-- BEGIN --

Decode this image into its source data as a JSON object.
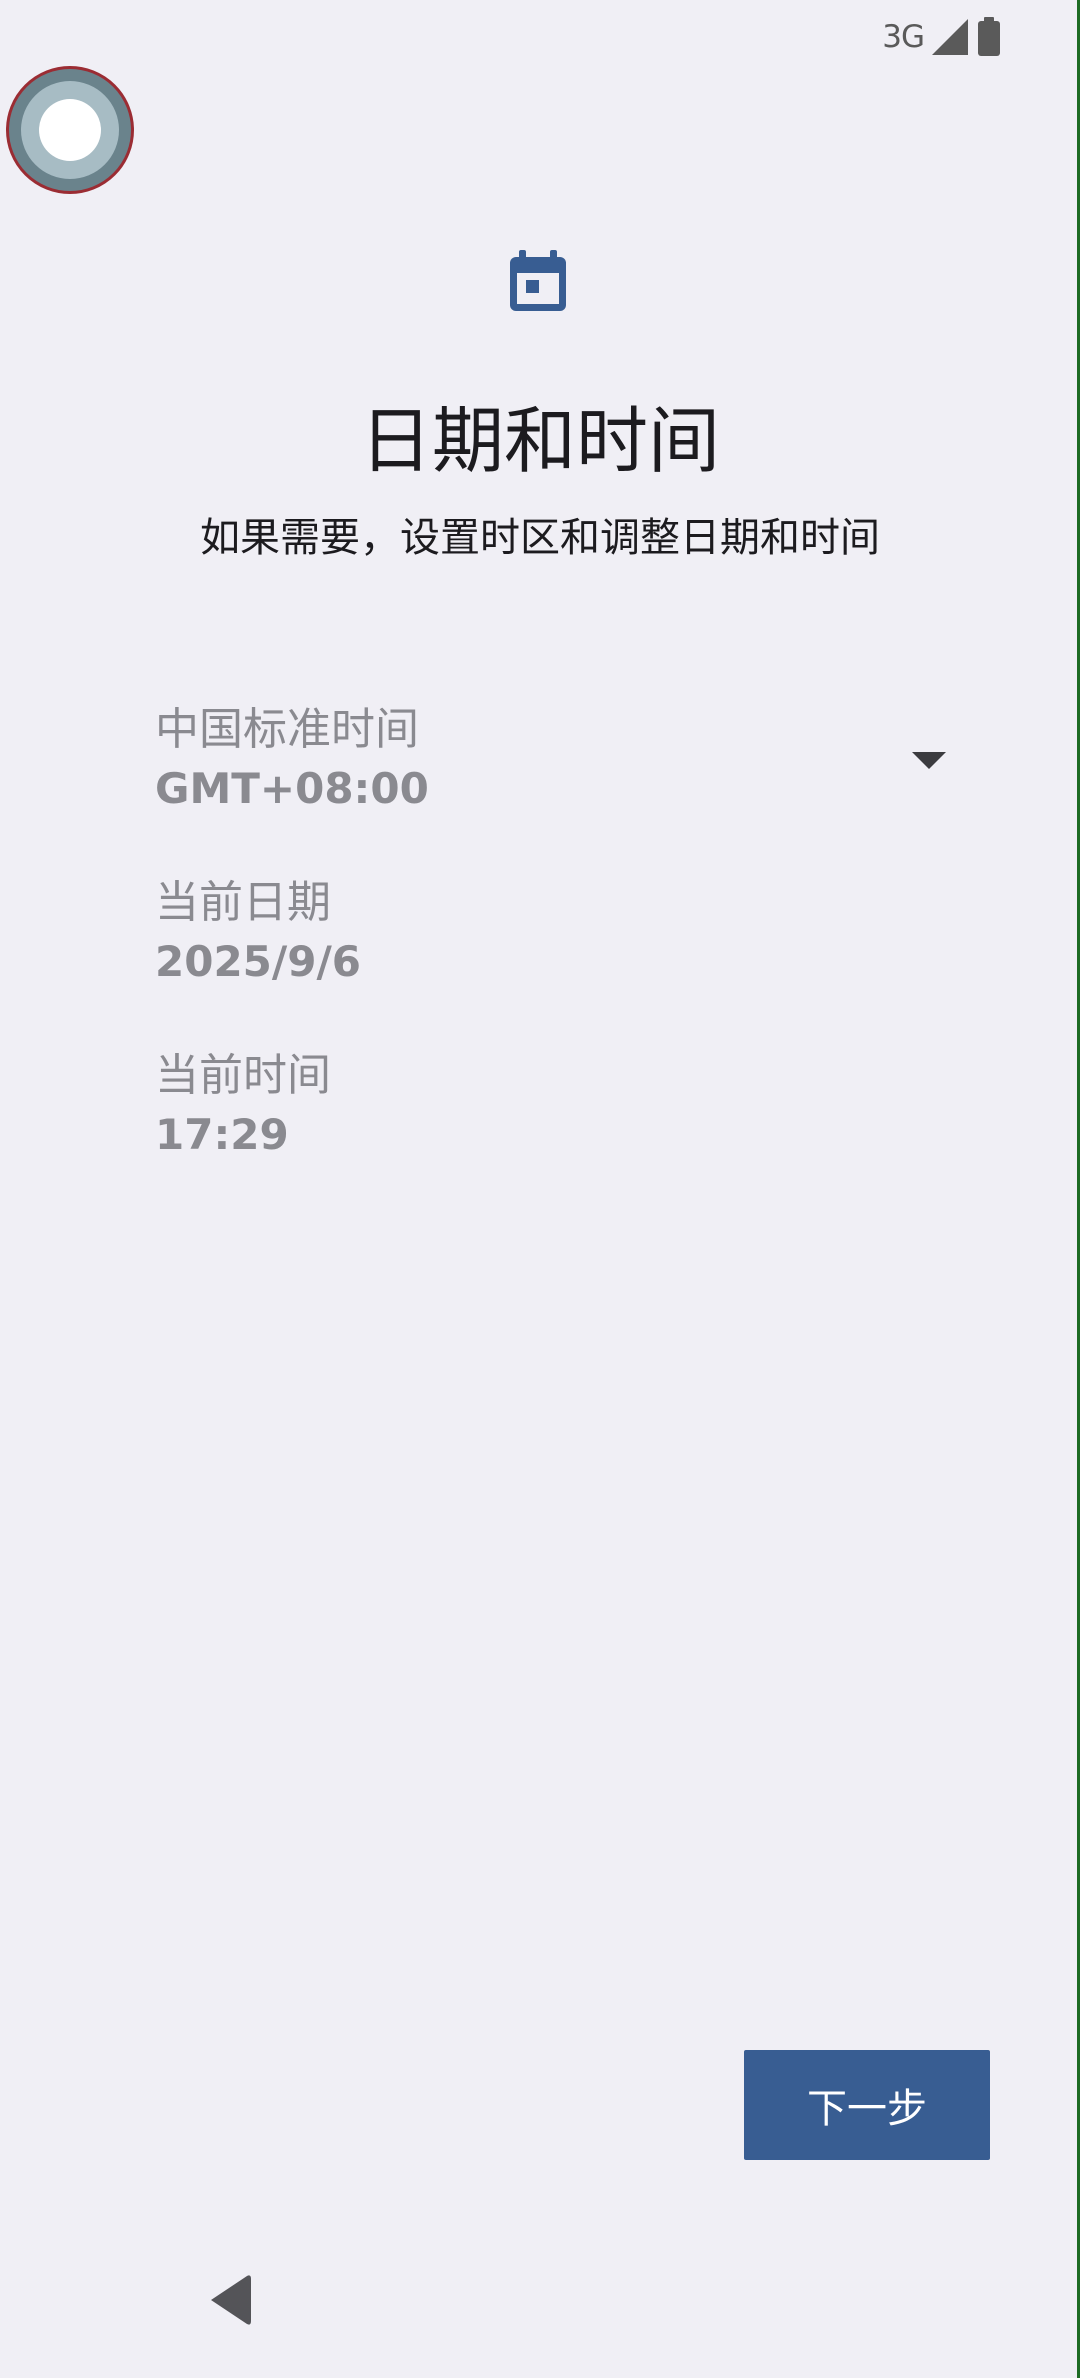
{
  "status_bar": {
    "network": "3G",
    "signal_icon": "signal-cellular-icon",
    "battery_icon": "battery-icon"
  },
  "floating_bubble": {
    "icon": "assistant-bubble-icon"
  },
  "header": {
    "icon": "calendar-icon",
    "title": "日期和时间",
    "subtitle": "如果需要，设置时区和调整日期和时间"
  },
  "settings": {
    "timezone": {
      "label": "中国标准时间",
      "value": "GMT+08:00",
      "dropdown_icon": "dropdown-arrow-icon"
    },
    "date": {
      "label": "当前日期",
      "value": "2025/9/6"
    },
    "time": {
      "label": "当前时间",
      "value": "17:29"
    }
  },
  "actions": {
    "next_label": "下一步"
  },
  "navigation": {
    "back_icon": "back-triangle-icon"
  },
  "colors": {
    "background": "#f0eff5",
    "accent": "#385d92",
    "secondary_text": "#8a8a90"
  }
}
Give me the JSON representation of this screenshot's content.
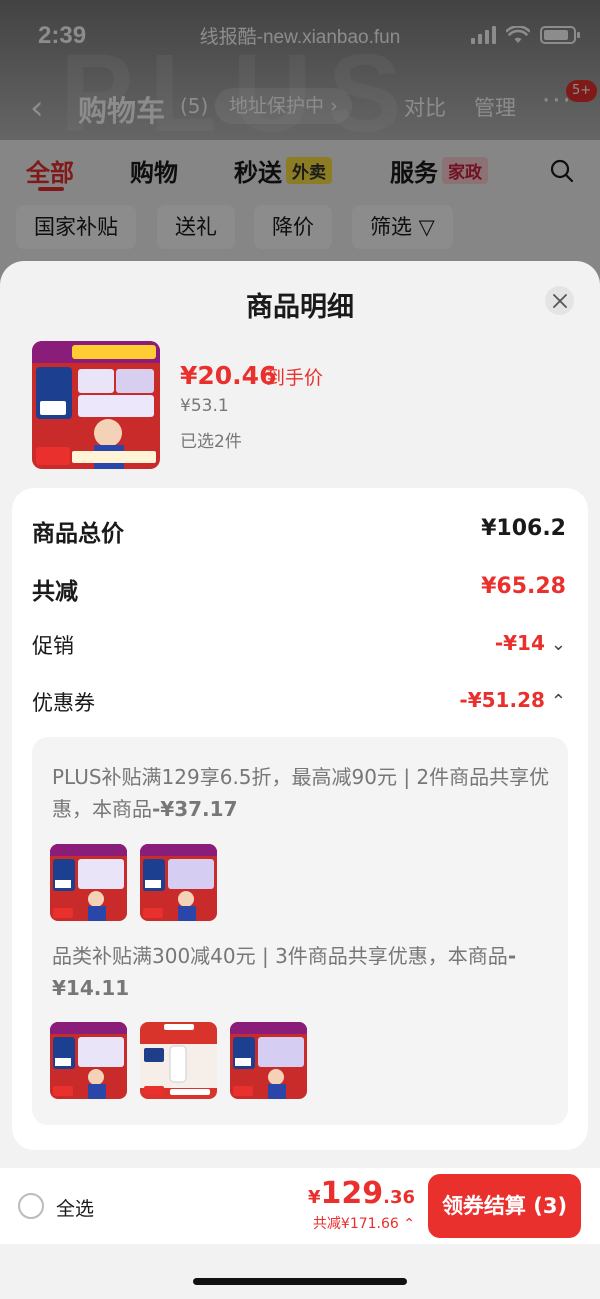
{
  "status_bar": {
    "time": "2:39",
    "url": "线报酷-new.xianbao.fun"
  },
  "cart_header": {
    "title": "购物车",
    "count": "(5)",
    "address_protect": "地址保护中",
    "compare": "对比",
    "manage": "管理",
    "more_badge": "5+"
  },
  "category_tabs": [
    {
      "label": "全部",
      "tag": ""
    },
    {
      "label": "购物",
      "tag": ""
    },
    {
      "label": "秒送",
      "tag": "外卖"
    },
    {
      "label": "服务",
      "tag": "家政"
    }
  ],
  "filter_chips": [
    "国家补贴",
    "送礼",
    "降价",
    "筛选"
  ],
  "sheet": {
    "title": "商品明细",
    "product": {
      "price": "¥20.46",
      "price_tag": "到手价",
      "original_price": "¥53.1",
      "selected": "已选2件"
    },
    "rows": {
      "total_label": "商品总价",
      "total_value": "¥106.2",
      "reduce_label": "共减",
      "reduce_value": "¥65.28",
      "promo_label": "促销",
      "promo_value": "-¥14",
      "coupon_label": "优惠券",
      "coupon_value": "-¥51.28"
    },
    "coupons": [
      {
        "text_prefix": "PLUS补贴满129享6.5折，最高减90元 | 2件商品共享优惠，本商品",
        "amount": "-¥37.17"
      },
      {
        "text_prefix": "品类补贴满300减40元 | 3件商品共享优惠，本商品",
        "amount": "-¥14.11"
      }
    ]
  },
  "bottom_bar": {
    "select_all": "全选",
    "total_symbol": "¥",
    "total_int": "129",
    "total_dec": ".36",
    "total_save": "共减¥171.66",
    "checkout": "领券结算 (3)"
  },
  "colors": {
    "accent": "#e9302d",
    "sheet_bg": "#f2f2f2",
    "card_bg": "#ffffff"
  }
}
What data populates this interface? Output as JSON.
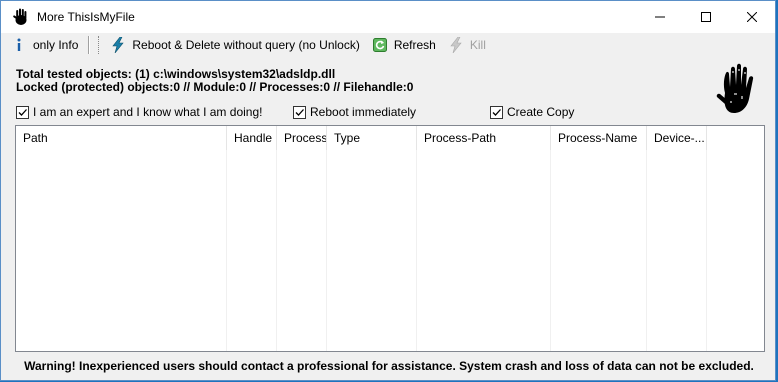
{
  "window": {
    "title": "More ThisIsMyFile",
    "controls": {
      "minimize": "minimize",
      "maximize": "maximize",
      "close": "close"
    }
  },
  "toolbar": {
    "only_info": "only Info",
    "reboot_delete": "Reboot & Delete without query (no Unlock)",
    "refresh": "Refresh",
    "kill": "Kill"
  },
  "info": {
    "line1": "Total tested objects: (1) c:\\windows\\system32\\adsldp.dll",
    "line2": "Locked (protected) objects:0  //  Module:0  //  Processes:0  //  Filehandle:0"
  },
  "options": {
    "expert": {
      "label": "I am an expert and I know what I am doing!",
      "checked": true
    },
    "reboot": {
      "label": "Reboot immediately",
      "checked": true
    },
    "copy": {
      "label": "Create Copy",
      "checked": true
    }
  },
  "list": {
    "columns": [
      "Path",
      "Handle",
      "Process",
      "Type",
      "Process-Path",
      "Process-Name",
      "Device-..."
    ],
    "rows": []
  },
  "warning": "Warning! Inexperienced users should contact a professional for assistance. System crash and loss of data can not be excluded.",
  "colors": {
    "desktop": "#1e73be",
    "window_bg": "#f0f0f0",
    "accent": "#3a9a3a",
    "kill_disabled": "#a0a0a0"
  }
}
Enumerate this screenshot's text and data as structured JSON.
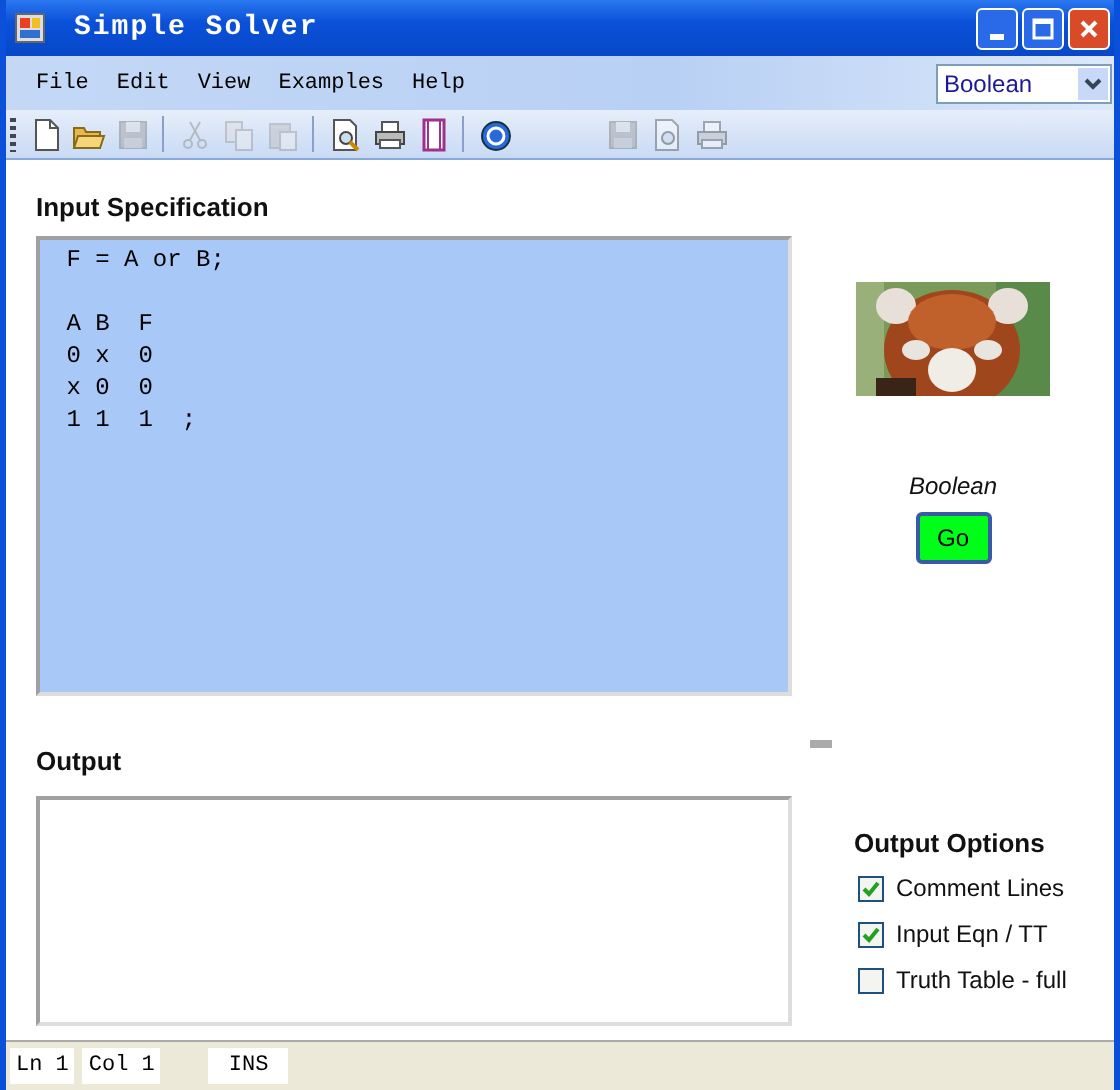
{
  "window": {
    "title": "Simple Solver"
  },
  "menu": [
    "File",
    "Edit",
    "View",
    "Examples",
    "Help"
  ],
  "mode_select": {
    "value": "Boolean"
  },
  "toolbar": [
    {
      "disabled": false
    },
    {
      "disabled": false
    },
    {
      "disabled": true
    },
    {
      "disabled": true
    },
    {
      "disabled": true
    },
    {
      "disabled": true
    },
    {
      "disabled": false
    },
    {
      "disabled": false
    },
    {
      "disabled": false
    },
    {
      "disabled": false
    },
    {
      "disabled": true
    },
    {
      "disabled": true
    },
    {
      "disabled": true
    }
  ],
  "input": {
    "label": "Input Specification",
    "value": " F = A or B;\n\n A B  F\n 0 x  0\n x 0  0\n 1 1  1  ;"
  },
  "output": {
    "label": "Output"
  },
  "side": {
    "mode_label": "Boolean",
    "go_button": "Go"
  },
  "output_options": {
    "title": "Output Options",
    "items": [
      {
        "label": "Comment Lines",
        "checked": true
      },
      {
        "label": "Input Eqn / TT",
        "checked": true
      },
      {
        "label": "Truth Table - full",
        "checked": false
      }
    ]
  },
  "status_bar": [
    "Ln 1",
    "Col 1",
    "INS"
  ]
}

-- END --

Exercise details
Working from the lines above, reproduce the material exactly and exclude its pictures.

Written response
Decode this image into its source data as a JSON object.
{
  "status_bar": {
    "network": "3G",
    "signal_icon": "signal-cellular-icon",
    "battery_icon": "battery-icon"
  },
  "floating_bubble": {
    "icon": "assistant-bubble-icon"
  },
  "header": {
    "icon": "calendar-icon",
    "title": "日期和时间",
    "subtitle": "如果需要，设置时区和调整日期和时间"
  },
  "settings": {
    "timezone": {
      "label": "中国标准时间",
      "value": "GMT+08:00",
      "dropdown_icon": "dropdown-arrow-icon"
    },
    "date": {
      "label": "当前日期",
      "value": "2025/9/6"
    },
    "time": {
      "label": "当前时间",
      "value": "17:29"
    }
  },
  "actions": {
    "next_label": "下一步"
  },
  "navigation": {
    "back_icon": "back-triangle-icon"
  },
  "colors": {
    "background": "#f0eff5",
    "accent": "#385d92",
    "secondary_text": "#8a8a90"
  }
}
Give me the JSON representation of this screenshot's content.
{
  "status_bar": {
    "time": "2:39",
    "url": "线报酷-new.xianbao.fun"
  },
  "cart_header": {
    "title": "购物车",
    "count": "(5)",
    "address_protect": "地址保护中",
    "compare": "对比",
    "manage": "管理",
    "more_badge": "5+"
  },
  "category_tabs": [
    {
      "label": "全部",
      "tag": ""
    },
    {
      "label": "购物",
      "tag": ""
    },
    {
      "label": "秒送",
      "tag": "外卖"
    },
    {
      "label": "服务",
      "tag": "家政"
    }
  ],
  "filter_chips": [
    "国家补贴",
    "送礼",
    "降价",
    "筛选"
  ],
  "sheet": {
    "title": "商品明细",
    "product": {
      "price": "¥20.46",
      "price_tag": "到手价",
      "original_price": "¥53.1",
      "selected": "已选2件"
    },
    "rows": {
      "total_label": "商品总价",
      "total_value": "¥106.2",
      "reduce_label": "共减",
      "reduce_value": "¥65.28",
      "promo_label": "促销",
      "promo_value": "-¥14",
      "coupon_label": "优惠券",
      "coupon_value": "-¥51.28"
    },
    "coupons": [
      {
        "text_prefix": "PLUS补贴满129享6.5折，最高减90元 | 2件商品共享优惠，本商品",
        "amount": "-¥37.17"
      },
      {
        "text_prefix": "品类补贴满300减40元 | 3件商品共享优惠，本商品",
        "amount": "-¥14.11"
      }
    ]
  },
  "bottom_bar": {
    "select_all": "全选",
    "total_symbol": "¥",
    "total_int": "129",
    "total_dec": ".36",
    "total_save": "共减¥171.66",
    "checkout": "领券结算 (3)"
  },
  "colors": {
    "accent": "#e9302d",
    "sheet_bg": "#f2f2f2",
    "card_bg": "#ffffff"
  }
}
What data populates this interface? Output as JSON.
{
  "window": {
    "title": "More ThisIsMyFile",
    "controls": {
      "minimize": "minimize",
      "maximize": "maximize",
      "close": "close"
    }
  },
  "toolbar": {
    "only_info": "only Info",
    "reboot_delete": "Reboot & Delete without query (no Unlock)",
    "refresh": "Refresh",
    "kill": "Kill"
  },
  "info": {
    "line1": "Total tested objects: (1) c:\\windows\\system32\\adsldp.dll",
    "line2": "Locked (protected) objects:0  //  Module:0  //  Processes:0  //  Filehandle:0"
  },
  "options": {
    "expert": {
      "label": "I am an expert and I know what I am doing!",
      "checked": true
    },
    "reboot": {
      "label": "Reboot immediately",
      "checked": true
    },
    "copy": {
      "label": "Create Copy",
      "checked": true
    }
  },
  "list": {
    "columns": [
      "Path",
      "Handle",
      "Process",
      "Type",
      "Process-Path",
      "Process-Name",
      "Device-..."
    ],
    "rows": []
  },
  "warning": "Warning! Inexperienced users should contact a professional for assistance. System crash and loss of data can not be excluded.",
  "colors": {
    "desktop": "#1e73be",
    "window_bg": "#f0f0f0",
    "accent": "#3a9a3a",
    "kill_disabled": "#a0a0a0"
  }
}
Enumerate this screenshot's text and data as structured JSON.
{
  "window": {
    "title": "Simple Solver"
  },
  "menu": [
    "File",
    "Edit",
    "View",
    "Examples",
    "Help"
  ],
  "mode_select": {
    "value": "Boolean"
  },
  "toolbar": [
    {
      "disabled": false
    },
    {
      "disabled": false
    },
    {
      "disabled": true
    },
    {
      "disabled": true
    },
    {
      "disabled": true
    },
    {
      "disabled": true
    },
    {
      "disabled": false
    },
    {
      "disabled": false
    },
    {
      "disabled": false
    },
    {
      "disabled": false
    },
    {
      "disabled": true
    },
    {
      "disabled": true
    },
    {
      "disabled": true
    }
  ],
  "input": {
    "label": "Input Specification",
    "value": " F = A or B;\n\n A B  F\n 0 x  0\n x 0  0\n 1 1  1  ;"
  },
  "output": {
    "label": "Output"
  },
  "side": {
    "mode_label": "Boolean",
    "go_button": "Go"
  },
  "output_options": {
    "title": "Output Options",
    "items": [
      {
        "label": "Comment Lines",
        "checked": true
      },
      {
        "label": "Input Eqn / TT",
        "checked": true
      },
      {
        "label": "Truth Table - full",
        "checked": false
      }
    ]
  },
  "status_bar": [
    "Ln 1",
    "Col 1",
    "INS"
  ]
}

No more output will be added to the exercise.